Data records:
───

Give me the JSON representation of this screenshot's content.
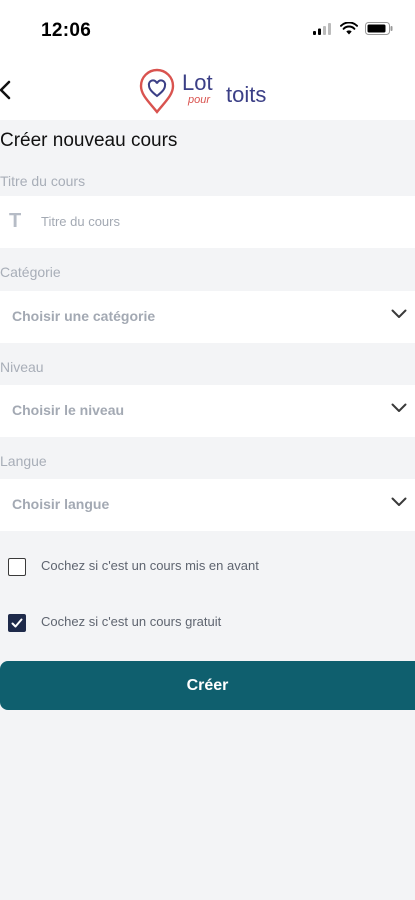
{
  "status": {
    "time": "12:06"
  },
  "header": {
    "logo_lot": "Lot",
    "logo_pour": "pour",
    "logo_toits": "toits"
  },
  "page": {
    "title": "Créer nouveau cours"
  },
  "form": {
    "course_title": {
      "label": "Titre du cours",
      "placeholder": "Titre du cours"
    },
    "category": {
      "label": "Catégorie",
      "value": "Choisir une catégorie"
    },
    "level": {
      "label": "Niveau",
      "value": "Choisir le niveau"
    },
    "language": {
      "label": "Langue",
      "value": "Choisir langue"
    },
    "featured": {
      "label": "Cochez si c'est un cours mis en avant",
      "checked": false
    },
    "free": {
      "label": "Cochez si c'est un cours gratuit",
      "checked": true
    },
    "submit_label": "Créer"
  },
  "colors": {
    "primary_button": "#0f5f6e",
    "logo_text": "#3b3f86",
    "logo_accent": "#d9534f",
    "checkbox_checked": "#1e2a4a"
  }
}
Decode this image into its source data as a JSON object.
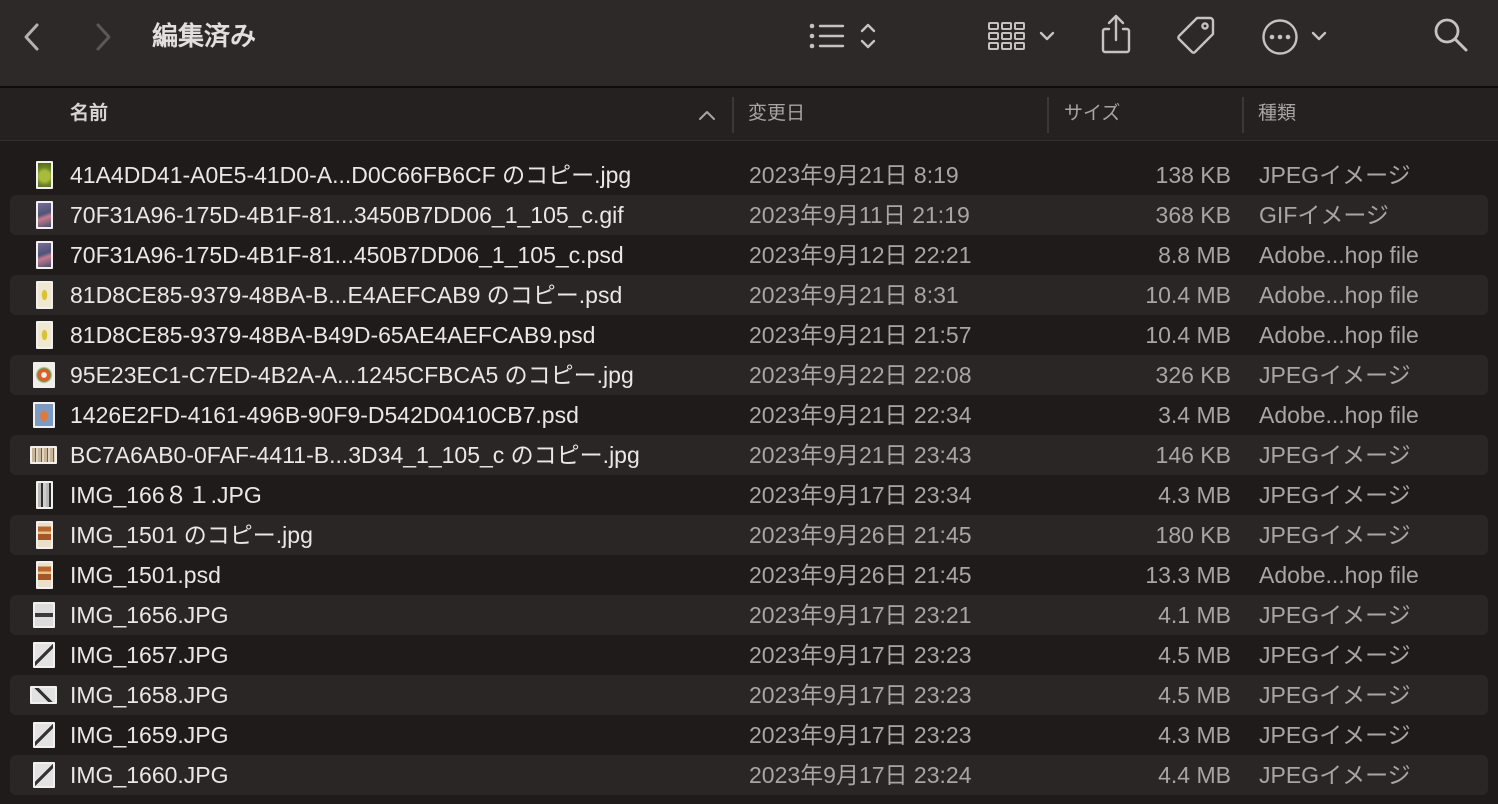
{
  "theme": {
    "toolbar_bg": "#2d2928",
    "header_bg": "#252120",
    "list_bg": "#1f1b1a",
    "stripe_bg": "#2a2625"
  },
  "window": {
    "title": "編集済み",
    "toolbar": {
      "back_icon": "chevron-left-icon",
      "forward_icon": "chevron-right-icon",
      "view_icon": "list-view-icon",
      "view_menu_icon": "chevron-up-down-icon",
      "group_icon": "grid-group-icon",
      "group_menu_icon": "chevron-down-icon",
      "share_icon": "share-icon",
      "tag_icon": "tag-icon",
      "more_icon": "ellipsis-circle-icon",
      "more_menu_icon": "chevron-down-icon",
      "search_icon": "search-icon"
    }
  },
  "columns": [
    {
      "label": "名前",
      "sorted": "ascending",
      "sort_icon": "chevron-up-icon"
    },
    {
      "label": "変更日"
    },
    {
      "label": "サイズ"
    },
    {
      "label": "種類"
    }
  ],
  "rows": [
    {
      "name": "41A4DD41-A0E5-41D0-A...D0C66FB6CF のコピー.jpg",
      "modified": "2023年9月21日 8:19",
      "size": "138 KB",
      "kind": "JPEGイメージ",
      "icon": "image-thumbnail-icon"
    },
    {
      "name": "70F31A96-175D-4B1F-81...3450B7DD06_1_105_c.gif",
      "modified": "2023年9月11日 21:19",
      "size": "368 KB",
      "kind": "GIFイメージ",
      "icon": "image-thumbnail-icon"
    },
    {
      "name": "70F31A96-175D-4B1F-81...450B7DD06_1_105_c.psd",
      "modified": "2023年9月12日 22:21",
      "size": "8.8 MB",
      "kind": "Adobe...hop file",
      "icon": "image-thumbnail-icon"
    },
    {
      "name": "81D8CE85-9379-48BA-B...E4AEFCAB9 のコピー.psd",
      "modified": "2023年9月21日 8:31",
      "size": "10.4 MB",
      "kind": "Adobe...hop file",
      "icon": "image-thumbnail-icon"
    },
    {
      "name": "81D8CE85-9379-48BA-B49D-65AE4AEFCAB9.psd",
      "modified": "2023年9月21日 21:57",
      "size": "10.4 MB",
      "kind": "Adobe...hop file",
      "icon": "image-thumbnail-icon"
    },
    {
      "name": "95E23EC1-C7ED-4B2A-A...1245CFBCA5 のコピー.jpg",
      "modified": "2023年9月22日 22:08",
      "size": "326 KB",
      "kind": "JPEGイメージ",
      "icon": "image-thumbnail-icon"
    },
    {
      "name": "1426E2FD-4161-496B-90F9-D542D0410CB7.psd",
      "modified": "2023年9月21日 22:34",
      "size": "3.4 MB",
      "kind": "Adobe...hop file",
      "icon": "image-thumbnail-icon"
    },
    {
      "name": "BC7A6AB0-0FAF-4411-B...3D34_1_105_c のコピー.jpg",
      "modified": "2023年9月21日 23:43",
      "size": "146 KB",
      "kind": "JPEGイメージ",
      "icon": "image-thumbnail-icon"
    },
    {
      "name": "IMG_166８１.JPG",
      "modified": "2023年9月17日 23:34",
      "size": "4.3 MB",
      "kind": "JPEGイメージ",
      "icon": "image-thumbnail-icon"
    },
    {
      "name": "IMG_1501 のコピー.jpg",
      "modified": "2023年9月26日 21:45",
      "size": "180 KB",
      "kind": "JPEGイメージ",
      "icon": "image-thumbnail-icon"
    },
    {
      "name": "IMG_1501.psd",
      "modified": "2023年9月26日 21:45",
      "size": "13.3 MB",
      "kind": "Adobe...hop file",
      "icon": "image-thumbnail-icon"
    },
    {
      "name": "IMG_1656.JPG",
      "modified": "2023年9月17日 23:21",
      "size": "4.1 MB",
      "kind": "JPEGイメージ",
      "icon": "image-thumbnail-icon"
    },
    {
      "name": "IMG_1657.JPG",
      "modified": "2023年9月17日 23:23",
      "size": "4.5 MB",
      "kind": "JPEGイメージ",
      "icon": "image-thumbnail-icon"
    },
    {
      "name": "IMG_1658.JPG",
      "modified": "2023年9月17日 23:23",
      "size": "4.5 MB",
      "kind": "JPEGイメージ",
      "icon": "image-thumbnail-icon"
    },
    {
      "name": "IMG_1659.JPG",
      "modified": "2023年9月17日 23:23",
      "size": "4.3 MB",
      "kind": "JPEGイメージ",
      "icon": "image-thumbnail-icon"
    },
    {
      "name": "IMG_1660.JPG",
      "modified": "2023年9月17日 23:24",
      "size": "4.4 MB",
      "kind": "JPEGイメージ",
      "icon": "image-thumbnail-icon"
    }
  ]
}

───

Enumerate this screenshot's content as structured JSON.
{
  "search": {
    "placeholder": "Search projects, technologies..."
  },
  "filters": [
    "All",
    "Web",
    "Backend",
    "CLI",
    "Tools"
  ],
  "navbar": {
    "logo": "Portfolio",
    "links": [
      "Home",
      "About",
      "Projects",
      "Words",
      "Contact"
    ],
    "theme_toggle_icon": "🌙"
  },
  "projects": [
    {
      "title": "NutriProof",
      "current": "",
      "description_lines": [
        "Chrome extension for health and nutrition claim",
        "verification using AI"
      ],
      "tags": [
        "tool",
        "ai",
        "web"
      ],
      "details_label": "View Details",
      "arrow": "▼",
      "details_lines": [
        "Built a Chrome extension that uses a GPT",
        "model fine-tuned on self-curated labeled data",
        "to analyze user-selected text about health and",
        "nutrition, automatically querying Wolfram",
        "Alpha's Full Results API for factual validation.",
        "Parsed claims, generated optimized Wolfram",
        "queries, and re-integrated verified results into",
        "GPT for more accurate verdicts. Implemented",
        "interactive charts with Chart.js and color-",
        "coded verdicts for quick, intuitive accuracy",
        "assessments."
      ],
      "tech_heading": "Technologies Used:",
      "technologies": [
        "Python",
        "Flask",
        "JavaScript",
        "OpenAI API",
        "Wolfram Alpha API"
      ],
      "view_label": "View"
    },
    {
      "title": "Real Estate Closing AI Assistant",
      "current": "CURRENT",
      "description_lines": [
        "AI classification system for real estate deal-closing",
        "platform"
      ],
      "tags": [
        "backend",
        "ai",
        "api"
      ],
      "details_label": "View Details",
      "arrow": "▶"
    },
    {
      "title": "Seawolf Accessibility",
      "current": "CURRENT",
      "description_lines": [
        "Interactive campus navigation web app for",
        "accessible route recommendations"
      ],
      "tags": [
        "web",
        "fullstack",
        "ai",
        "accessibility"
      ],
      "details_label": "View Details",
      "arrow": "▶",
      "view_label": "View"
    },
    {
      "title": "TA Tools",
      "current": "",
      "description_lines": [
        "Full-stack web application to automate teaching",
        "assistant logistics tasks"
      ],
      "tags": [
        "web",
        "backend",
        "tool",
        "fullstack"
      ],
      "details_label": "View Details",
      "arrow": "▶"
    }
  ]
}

───

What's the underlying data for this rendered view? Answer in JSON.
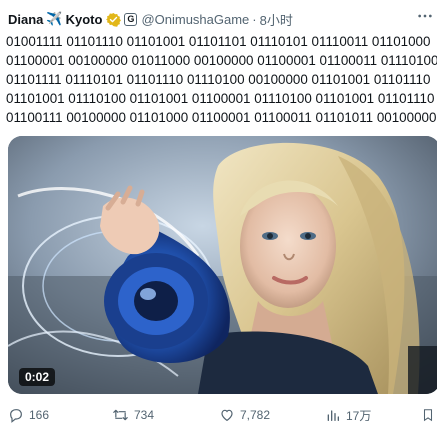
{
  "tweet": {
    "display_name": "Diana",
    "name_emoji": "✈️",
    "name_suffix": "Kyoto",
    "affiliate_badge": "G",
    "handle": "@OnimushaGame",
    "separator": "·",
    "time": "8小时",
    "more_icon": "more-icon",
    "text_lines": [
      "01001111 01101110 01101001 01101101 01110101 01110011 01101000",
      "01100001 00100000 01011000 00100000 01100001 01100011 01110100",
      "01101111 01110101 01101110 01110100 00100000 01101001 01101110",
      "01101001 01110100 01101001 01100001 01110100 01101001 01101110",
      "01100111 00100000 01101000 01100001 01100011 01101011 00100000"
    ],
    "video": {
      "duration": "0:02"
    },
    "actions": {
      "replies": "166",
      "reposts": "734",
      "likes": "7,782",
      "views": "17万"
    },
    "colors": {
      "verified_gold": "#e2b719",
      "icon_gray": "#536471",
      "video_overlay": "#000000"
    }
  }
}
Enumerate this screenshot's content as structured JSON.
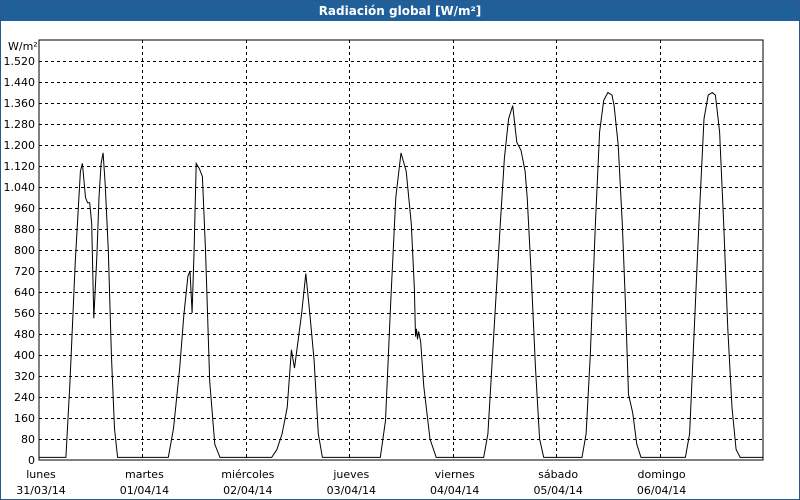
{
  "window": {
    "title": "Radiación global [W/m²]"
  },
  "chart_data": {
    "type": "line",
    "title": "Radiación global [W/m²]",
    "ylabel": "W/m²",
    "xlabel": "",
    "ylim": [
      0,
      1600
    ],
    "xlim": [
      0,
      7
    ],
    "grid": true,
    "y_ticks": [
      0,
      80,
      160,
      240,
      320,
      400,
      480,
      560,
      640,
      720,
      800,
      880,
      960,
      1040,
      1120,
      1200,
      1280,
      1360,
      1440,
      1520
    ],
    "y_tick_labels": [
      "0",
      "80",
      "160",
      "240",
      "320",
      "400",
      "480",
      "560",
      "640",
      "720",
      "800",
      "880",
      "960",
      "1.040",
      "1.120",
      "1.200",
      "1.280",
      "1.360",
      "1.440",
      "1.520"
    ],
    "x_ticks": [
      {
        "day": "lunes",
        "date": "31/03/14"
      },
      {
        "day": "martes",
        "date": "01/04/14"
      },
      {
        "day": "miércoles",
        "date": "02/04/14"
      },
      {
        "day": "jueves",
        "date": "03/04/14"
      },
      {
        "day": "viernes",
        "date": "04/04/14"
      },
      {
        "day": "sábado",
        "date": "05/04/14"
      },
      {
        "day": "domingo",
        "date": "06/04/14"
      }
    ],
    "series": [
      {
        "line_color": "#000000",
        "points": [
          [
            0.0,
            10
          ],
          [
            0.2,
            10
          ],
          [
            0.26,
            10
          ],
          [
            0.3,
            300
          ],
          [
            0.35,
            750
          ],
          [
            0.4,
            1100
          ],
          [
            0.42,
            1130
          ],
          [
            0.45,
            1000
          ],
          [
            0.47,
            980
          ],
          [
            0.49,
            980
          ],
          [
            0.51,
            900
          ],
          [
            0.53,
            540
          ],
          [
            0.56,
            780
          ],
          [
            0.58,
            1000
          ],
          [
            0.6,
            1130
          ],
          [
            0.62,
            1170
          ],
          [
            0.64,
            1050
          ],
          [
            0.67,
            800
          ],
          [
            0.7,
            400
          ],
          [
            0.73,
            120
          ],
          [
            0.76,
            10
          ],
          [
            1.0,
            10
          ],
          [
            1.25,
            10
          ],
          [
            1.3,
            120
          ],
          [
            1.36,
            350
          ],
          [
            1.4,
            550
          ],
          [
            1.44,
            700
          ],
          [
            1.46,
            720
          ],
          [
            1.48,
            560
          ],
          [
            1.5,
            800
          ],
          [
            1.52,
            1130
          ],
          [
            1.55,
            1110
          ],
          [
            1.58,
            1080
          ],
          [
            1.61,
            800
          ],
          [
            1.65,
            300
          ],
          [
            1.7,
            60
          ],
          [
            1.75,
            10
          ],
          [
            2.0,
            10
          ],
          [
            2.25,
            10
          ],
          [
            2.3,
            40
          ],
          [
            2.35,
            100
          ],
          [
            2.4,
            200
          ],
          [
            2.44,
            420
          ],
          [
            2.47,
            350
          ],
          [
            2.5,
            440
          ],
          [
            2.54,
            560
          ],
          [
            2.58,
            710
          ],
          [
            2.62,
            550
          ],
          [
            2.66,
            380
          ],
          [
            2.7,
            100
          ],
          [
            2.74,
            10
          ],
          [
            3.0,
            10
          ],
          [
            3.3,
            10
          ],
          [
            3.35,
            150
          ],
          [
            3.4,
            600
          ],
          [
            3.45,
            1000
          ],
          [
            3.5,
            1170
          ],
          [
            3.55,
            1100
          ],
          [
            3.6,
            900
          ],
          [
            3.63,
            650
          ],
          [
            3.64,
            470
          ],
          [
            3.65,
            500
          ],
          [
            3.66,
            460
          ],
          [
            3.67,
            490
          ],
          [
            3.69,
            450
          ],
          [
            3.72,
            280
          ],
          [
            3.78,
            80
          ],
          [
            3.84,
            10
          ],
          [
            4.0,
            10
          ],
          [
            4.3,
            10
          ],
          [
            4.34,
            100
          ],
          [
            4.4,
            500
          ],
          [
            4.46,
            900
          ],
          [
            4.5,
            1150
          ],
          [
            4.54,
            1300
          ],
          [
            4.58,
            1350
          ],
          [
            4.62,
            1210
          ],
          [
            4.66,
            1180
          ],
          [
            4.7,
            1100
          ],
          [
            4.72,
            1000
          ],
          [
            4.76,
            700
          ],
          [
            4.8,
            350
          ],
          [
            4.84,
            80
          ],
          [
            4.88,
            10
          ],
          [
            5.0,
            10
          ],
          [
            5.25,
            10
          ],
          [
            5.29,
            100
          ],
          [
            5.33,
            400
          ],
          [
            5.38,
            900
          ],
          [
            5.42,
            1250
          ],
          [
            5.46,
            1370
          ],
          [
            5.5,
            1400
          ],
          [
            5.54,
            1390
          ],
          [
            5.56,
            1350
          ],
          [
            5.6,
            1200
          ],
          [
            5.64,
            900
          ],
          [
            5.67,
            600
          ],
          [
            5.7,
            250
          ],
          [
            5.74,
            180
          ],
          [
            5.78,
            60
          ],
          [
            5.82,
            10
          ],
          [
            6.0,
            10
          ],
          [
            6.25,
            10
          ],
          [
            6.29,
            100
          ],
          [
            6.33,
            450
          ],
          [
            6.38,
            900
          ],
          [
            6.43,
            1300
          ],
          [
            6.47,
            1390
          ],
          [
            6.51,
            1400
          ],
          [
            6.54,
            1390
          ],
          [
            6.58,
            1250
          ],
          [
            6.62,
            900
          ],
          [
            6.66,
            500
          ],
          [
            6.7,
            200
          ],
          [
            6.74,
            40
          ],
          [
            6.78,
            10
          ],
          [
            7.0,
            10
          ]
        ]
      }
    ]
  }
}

───

Copy every line from the entries that contains the word "verdicts".

        "GPT for more accurate verdicts. Implemented",
        "coded verdicts for quick, intuitive accuracy",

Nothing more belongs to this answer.